Every line holding the string "hiring" should be gathered.
┌─ Records for processing
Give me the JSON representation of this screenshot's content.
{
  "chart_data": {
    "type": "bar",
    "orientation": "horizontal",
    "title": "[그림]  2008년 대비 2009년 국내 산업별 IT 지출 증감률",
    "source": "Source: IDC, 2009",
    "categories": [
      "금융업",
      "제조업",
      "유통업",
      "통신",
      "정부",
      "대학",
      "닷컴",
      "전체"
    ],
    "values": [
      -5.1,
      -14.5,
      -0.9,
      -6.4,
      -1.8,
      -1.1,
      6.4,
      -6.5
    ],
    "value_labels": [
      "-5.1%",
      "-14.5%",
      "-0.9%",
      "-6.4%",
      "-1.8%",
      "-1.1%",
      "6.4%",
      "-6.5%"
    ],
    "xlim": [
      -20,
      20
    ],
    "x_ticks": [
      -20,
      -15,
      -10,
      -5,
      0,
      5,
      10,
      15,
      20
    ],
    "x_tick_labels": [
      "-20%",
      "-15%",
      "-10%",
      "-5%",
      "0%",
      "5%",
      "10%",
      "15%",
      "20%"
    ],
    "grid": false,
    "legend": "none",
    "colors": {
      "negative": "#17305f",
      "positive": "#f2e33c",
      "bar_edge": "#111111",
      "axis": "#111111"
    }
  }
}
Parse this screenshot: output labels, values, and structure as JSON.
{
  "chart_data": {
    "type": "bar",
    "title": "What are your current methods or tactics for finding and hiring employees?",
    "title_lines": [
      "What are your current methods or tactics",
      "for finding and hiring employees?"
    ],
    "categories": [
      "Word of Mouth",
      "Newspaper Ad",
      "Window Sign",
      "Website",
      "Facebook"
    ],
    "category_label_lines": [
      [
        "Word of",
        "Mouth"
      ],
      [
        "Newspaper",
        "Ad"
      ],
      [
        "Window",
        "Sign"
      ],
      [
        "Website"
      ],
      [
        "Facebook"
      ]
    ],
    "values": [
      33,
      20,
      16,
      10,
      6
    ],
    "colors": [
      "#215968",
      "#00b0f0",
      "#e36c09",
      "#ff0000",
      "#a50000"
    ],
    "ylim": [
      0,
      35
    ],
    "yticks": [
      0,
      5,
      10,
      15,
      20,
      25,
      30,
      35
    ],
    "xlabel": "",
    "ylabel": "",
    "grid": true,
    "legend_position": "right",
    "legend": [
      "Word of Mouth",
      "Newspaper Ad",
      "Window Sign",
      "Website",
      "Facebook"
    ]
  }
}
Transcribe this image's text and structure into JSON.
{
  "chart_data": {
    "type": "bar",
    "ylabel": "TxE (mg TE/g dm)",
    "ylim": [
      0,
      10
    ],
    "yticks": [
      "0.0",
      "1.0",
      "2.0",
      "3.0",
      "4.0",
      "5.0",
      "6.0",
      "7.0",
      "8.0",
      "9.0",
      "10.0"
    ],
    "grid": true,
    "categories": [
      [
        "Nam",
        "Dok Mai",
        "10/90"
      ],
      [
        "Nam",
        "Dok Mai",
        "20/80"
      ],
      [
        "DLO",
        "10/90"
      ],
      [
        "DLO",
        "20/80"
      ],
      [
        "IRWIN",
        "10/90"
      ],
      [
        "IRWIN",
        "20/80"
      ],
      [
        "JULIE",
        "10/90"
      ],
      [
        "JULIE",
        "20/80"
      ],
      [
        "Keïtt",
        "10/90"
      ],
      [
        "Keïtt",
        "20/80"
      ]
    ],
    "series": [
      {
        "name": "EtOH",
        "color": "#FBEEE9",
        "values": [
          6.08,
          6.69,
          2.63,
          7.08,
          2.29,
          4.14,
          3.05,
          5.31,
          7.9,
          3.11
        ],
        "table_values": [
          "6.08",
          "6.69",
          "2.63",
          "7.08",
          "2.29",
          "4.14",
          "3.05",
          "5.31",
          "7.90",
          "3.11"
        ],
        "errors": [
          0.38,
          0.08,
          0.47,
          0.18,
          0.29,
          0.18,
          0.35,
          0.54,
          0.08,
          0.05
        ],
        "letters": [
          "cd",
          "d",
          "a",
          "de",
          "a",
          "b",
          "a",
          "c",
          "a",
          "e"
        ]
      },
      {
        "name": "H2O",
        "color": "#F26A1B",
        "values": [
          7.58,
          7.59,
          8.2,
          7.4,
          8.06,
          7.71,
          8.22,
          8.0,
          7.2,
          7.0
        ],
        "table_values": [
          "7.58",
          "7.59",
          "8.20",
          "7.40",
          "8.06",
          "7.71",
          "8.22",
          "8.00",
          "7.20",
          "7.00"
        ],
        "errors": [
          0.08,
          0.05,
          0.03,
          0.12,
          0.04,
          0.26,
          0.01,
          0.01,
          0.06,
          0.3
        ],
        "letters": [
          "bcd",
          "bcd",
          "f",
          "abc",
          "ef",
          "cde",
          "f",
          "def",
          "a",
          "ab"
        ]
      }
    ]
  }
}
└─
Exercise output >>
    "title": "What are your current methods or tactics for finding and hiring employees?",
      "for finding and hiring employees?"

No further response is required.